Exercise brief: Reproduce all the material exactly, minus any pictures it holds.

Task material:
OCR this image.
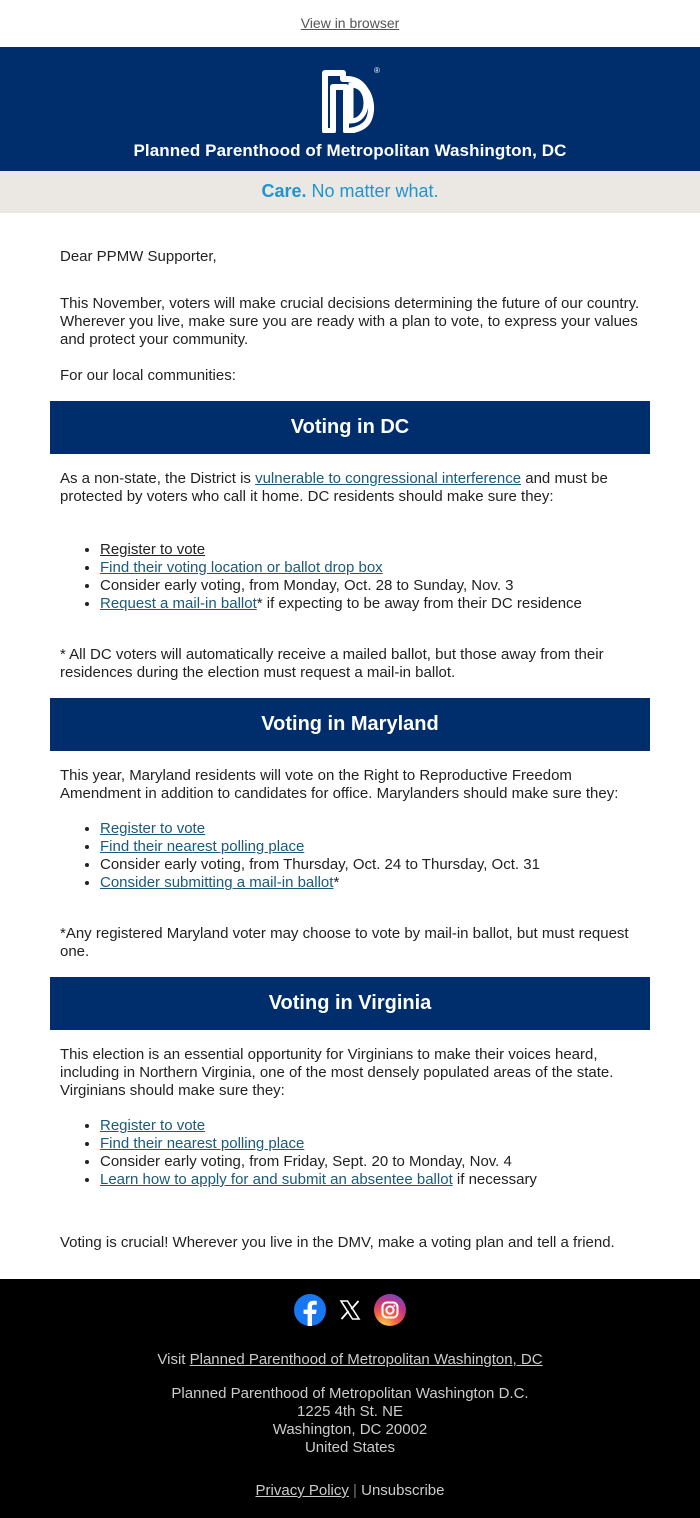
View in browser
®
Planned Parenthood of Metropolitan Washington, DC
Care. No matter what.

Dear PPMW Supporter,

This November, voters will make crucial decisions determining the future of our country. Wherever you live, make sure you are ready with a plan to vote, to express your values and protect your community.

For our local communities:

Voting in DC

As a non-state, the District is vulnerable to congressional interference and must be protected by voters who call it home. DC residents should make sure they:

• Register to vote
• Find their voting location or ballot drop box
• Consider early voting, from Monday, Oct. 28 to Sunday, Nov. 3
• Request a mail-in ballot* if expecting to be away from their DC residence

* All DC voters will automatically receive a mailed ballot, but those away from their residences during the election must request a mail-in ballot.

Voting in Maryland

This year, Maryland residents will vote on the Right to Reproductive Freedom Amendment in addition to candidates for office. Marylanders should make sure they:

• Register to vote
• Find their nearest polling place
• Consider early voting, from Thursday, Oct. 24 to Thursday, Oct. 31
• Consider submitting a mail-in ballot*

*Any registered Maryland voter may choose to vote by mail-in ballot, but must request one.

Voting in Virginia

This election is an essential opportunity for Virginians to make their voices heard, including in Northern Virginia, one of the most densely populated areas of the state. Virginians should make sure they:

• Register to vote
• Find their nearest polling place
• Consider early voting, from Friday, Sept. 20 to Monday, Nov. 4
• Learn how to apply for and submit an absentee ballot if necessary

Voting is crucial! Wherever you live in the DMV, make a voting plan and tell a friend.

Visit Planned Parenthood of Metropolitan Washington, DC
Planned Parenthood of Metropolitan Washington D.C.
1225 4th St. NE
Washington, DC 20002
United States
Privacy Policy | Unsubscribe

Worked answer:
OCR this image.
View in browser
®
Planned Parenthood of Metropolitan Washington, DC
Care. No matter what.

Dear PPMW Supporter,

This November, voters will make crucial decisions determining the future of our country. Wherever you live, make sure you are ready with a plan to vote, to express your values and protect your community.

For our local communities:

Voting in DC

As a non-state, the District is vulnerable to congressional interference and must be protected by voters who call it home. DC residents should make sure they:

• Register to vote
• Find their voting location or ballot drop box
• Consider early voting, from Monday, Oct. 28 to Sunday, Nov. 3
• Request a mail-in ballot* if expecting to be away from their DC residence

* All DC voters will automatically receive a mailed ballot, but those away from their residences during the election must request a mail-in ballot.

Voting in Maryland

This year, Maryland residents will vote on the Right to Reproductive Freedom Amendment in addition to candidates for office. Marylanders should make sure they:

• Register to vote
• Find their nearest polling place
• Consider early voting, from Thursday, Oct. 24 to Thursday, Oct. 31
• Consider submitting a mail-in ballot*

*Any registered Maryland voter may choose to vote by mail-in ballot, but must request one.

Voting in Virginia

This election is an essential opportunity for Virginians to make their voices heard, including in Northern Virginia, one of the most densely populated areas of the state. Virginians should make sure they:

• Register to vote
• Find their nearest polling place
• Consider early voting, from Friday, Sept. 20 to Monday, Nov. 4
• Learn how to apply for and submit an absentee ballot if necessary

Voting is crucial! Wherever you live in the DMV, make a voting plan and tell a friend.

Visit Planned Parenthood of Metropolitan Washington, DC
Planned Parenthood of Metropolitan Washington D.C.
1225 4th St. NE
Washington, DC 20002
United States
Privacy Policy | Unsubscribe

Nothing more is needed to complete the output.